What you are asked to do
Give back all the data exactly, line by line.

Source material
┌────────

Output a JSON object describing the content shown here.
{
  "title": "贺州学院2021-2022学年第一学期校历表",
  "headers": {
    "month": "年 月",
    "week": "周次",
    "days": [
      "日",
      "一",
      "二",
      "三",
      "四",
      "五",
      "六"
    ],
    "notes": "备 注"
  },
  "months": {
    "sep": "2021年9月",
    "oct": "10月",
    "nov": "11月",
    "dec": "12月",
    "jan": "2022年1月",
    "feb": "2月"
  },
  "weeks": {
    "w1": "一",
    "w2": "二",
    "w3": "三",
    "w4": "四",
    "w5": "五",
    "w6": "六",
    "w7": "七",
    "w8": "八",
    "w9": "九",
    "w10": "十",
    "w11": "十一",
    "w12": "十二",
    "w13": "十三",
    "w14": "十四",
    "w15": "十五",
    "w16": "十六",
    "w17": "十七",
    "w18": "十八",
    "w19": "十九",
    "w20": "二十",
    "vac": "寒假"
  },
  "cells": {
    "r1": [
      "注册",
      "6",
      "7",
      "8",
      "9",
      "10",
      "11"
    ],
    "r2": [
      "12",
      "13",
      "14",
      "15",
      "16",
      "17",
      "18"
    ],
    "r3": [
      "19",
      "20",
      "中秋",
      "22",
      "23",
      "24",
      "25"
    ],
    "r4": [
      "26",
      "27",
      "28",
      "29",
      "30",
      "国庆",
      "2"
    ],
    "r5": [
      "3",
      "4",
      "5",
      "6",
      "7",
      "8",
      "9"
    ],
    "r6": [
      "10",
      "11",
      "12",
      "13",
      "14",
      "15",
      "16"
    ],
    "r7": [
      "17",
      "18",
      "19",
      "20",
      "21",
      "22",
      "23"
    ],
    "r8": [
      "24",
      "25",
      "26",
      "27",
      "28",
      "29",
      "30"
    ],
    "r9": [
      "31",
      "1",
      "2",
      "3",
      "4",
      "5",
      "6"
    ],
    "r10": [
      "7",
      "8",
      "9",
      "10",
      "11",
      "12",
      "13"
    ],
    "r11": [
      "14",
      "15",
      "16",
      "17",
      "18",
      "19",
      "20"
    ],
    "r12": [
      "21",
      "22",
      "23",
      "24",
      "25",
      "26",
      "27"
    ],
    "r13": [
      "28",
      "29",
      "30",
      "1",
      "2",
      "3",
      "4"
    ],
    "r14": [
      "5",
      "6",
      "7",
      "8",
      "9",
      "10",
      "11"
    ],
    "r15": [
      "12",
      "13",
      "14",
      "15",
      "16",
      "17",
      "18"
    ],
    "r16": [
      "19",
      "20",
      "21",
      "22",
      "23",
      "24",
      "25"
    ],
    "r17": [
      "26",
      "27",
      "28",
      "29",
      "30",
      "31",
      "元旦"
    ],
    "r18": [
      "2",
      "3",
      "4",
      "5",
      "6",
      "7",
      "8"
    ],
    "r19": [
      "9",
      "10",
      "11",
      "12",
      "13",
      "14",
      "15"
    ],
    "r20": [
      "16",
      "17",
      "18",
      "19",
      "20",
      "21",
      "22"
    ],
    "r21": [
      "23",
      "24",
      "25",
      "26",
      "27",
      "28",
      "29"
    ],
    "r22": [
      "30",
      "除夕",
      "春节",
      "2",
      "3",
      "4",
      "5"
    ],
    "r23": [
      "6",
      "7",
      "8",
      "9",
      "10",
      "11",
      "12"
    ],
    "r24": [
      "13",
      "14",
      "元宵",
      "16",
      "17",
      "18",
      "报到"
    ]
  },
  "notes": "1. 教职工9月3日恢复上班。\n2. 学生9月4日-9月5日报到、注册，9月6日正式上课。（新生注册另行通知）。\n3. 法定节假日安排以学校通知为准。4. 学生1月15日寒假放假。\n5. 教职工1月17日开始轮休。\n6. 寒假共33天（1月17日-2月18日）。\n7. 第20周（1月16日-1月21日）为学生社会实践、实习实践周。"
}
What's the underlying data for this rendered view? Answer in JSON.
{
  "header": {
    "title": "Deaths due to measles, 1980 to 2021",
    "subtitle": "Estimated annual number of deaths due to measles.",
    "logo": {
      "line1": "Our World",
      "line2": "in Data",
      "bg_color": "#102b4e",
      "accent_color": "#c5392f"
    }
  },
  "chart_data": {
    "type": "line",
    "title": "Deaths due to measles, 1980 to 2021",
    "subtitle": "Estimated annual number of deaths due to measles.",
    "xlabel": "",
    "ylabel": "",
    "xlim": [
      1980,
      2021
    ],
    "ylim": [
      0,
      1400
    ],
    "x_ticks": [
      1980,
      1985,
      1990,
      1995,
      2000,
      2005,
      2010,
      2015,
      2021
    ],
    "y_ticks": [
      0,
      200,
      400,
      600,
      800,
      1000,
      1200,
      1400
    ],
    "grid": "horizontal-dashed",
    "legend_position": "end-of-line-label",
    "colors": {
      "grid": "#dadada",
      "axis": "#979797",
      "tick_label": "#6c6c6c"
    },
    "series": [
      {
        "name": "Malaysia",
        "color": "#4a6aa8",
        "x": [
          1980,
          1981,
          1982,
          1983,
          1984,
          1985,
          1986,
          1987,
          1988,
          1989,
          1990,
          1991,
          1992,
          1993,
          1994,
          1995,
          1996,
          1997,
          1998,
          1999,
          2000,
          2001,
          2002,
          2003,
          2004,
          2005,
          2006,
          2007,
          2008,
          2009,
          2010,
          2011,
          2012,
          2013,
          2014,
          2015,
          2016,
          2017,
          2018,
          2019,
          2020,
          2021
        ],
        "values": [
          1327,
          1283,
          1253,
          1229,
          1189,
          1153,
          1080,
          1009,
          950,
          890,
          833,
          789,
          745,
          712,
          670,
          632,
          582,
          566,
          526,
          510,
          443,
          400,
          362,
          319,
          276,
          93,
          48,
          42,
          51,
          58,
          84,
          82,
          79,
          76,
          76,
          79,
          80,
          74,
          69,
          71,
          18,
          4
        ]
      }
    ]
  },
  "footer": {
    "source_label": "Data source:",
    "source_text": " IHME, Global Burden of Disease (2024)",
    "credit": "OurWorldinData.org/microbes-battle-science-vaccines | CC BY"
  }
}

└────────

Output of the exercise
Output a JSON object describing the content shown here.
{
  "title": "贺州学院2021-2022学年第一学期校历表",
  "headers": {
    "month": "年 月",
    "week": "周次",
    "days": [
      "日",
      "一",
      "二",
      "三",
      "四",
      "五",
      "六"
    ],
    "notes": "备 注"
  },
  "months": {
    "sep": "2021年9月",
    "oct": "10月",
    "nov": "11月",
    "dec": "12月",
    "jan": "2022年1月",
    "feb": "2月"
  },
  "weeks": {
    "w1": "一",
    "w2": "二",
    "w3": "三",
    "w4": "四",
    "w5": "五",
    "w6": "六",
    "w7": "七",
    "w8": "八",
    "w9": "九",
    "w10": "十",
    "w11": "十一",
    "w12": "十二",
    "w13": "十三",
    "w14": "十四",
    "w15": "十五",
    "w16": "十六",
    "w17": "十七",
    "w18": "十八",
    "w19": "十九",
    "w20": "二十",
    "vac": "寒假"
  },
  "cells": {
    "r1": [
      "注册",
      "6",
      "7",
      "8",
      "9",
      "10",
      "11"
    ],
    "r2": [
      "12",
      "13",
      "14",
      "15",
      "16",
      "17",
      "18"
    ],
    "r3": [
      "19",
      "20",
      "中秋",
      "22",
      "23",
      "24",
      "25"
    ],
    "r4": [
      "26",
      "27",
      "28",
      "29",
      "30",
      "国庆",
      "2"
    ],
    "r5": [
      "3",
      "4",
      "5",
      "6",
      "7",
      "8",
      "9"
    ],
    "r6": [
      "10",
      "11",
      "12",
      "13",
      "14",
      "15",
      "16"
    ],
    "r7": [
      "17",
      "18",
      "19",
      "20",
      "21",
      "22",
      "23"
    ],
    "r8": [
      "24",
      "25",
      "26",
      "27",
      "28",
      "29",
      "30"
    ],
    "r9": [
      "31",
      "1",
      "2",
      "3",
      "4",
      "5",
      "6"
    ],
    "r10": [
      "7",
      "8",
      "9",
      "10",
      "11",
      "12",
      "13"
    ],
    "r11": [
      "14",
      "15",
      "16",
      "17",
      "18",
      "19",
      "20"
    ],
    "r12": [
      "21",
      "22",
      "23",
      "24",
      "25",
      "26",
      "27"
    ],
    "r13": [
      "28",
      "29",
      "30",
      "1",
      "2",
      "3",
      "4"
    ],
    "r14": [
      "5",
      "6",
      "7",
      "8",
      "9",
      "10",
      "11"
    ],
    "r15": [
      "12",
      "13",
      "14",
      "15",
      "16",
      "17",
      "18"
    ],
    "r16": [
      "19",
      "20",
      "21",
      "22",
      "23",
      "24",
      "25"
    ],
    "r17": [
      "26",
      "27",
      "28",
      "29",
      "30",
      "31",
      "元旦"
    ],
    "r18": [
      "2",
      "3",
      "4",
      "5",
      "6",
      "7",
      "8"
    ],
    "r19": [
      "9",
      "10",
      "11",
      "12",
      "13",
      "14",
      "15"
    ],
    "r20": [
      "16",
      "17",
      "18",
      "19",
      "20",
      "21",
      "22"
    ],
    "r21": [
      "23",
      "24",
      "25",
      "26",
      "27",
      "28",
      "29"
    ],
    "r22": [
      "30",
      "除夕",
      "春节",
      "2",
      "3",
      "4",
      "5"
    ],
    "r23": [
      "6",
      "7",
      "8",
      "9",
      "10",
      "11",
      "12"
    ],
    "r24": [
      "13",
      "14",
      "元宵",
      "16",
      "17",
      "18",
      "报到"
    ]
  },
  "notes": "1. 教职工9月3日恢复上班。\n2. 学生9月4日-9月5日报到、注册，9月6日正式上课。（新生注册另行通知）。\n3. 法定节假日安排以学校通知为准。4. 学生1月15日寒假放假。\n5. 教职工1月17日开始轮休。\n6. 寒假共33天（1月17日-2月18日）。\n7. 第20周（1月16日-1月21日）为学生社会实践、实习实践周。"
}
What's the underlying data for this rendered view? Answer in JSON.
{
  "header": {
    "title": "Deaths due to measles, 1980 to 2021",
    "subtitle": "Estimated annual number of deaths due to measles.",
    "logo": {
      "line1": "Our World",
      "line2": "in Data",
      "bg_color": "#102b4e",
      "accent_color": "#c5392f"
    }
  },
  "chart_data": {
    "type": "line",
    "title": "Deaths due to measles, 1980 to 2021",
    "subtitle": "Estimated annual number of deaths due to measles.",
    "xlabel": "",
    "ylabel": "",
    "xlim": [
      1980,
      2021
    ],
    "ylim": [
      0,
      1400
    ],
    "x_ticks": [
      1980,
      1985,
      1990,
      1995,
      2000,
      2005,
      2010,
      2015,
      2021
    ],
    "y_ticks": [
      0,
      200,
      400,
      600,
      800,
      1000,
      1200,
      1400
    ],
    "grid": "horizontal-dashed",
    "legend_position": "end-of-line-label",
    "colors": {
      "grid": "#dadada",
      "axis": "#979797",
      "tick_label": "#6c6c6c"
    },
    "series": [
      {
        "name": "Malaysia",
        "color": "#4a6aa8",
        "x": [
          1980,
          1981,
          1982,
          1983,
          1984,
          1985,
          1986,
          1987,
          1988,
          1989,
          1990,
          1991,
          1992,
          1993,
          1994,
          1995,
          1996,
          1997,
          1998,
          1999,
          2000,
          2001,
          2002,
          2003,
          2004,
          2005,
          2006,
          2007,
          2008,
          2009,
          2010,
          2011,
          2012,
          2013,
          2014,
          2015,
          2016,
          2017,
          2018,
          2019,
          2020,
          2021
        ],
        "values": [
          1327,
          1283,
          1253,
          1229,
          1189,
          1153,
          1080,
          1009,
          950,
          890,
          833,
          789,
          745,
          712,
          670,
          632,
          582,
          566,
          526,
          510,
          443,
          400,
          362,
          319,
          276,
          93,
          48,
          42,
          51,
          58,
          84,
          82,
          79,
          76,
          76,
          79,
          80,
          74,
          69,
          71,
          18,
          4
        ]
      }
    ]
  },
  "footer": {
    "source_label": "Data source:",
    "source_text": " IHME, Global Burden of Disease (2024)",
    "credit": "OurWorldinData.org/microbes-battle-science-vaccines | CC BY"
  }
}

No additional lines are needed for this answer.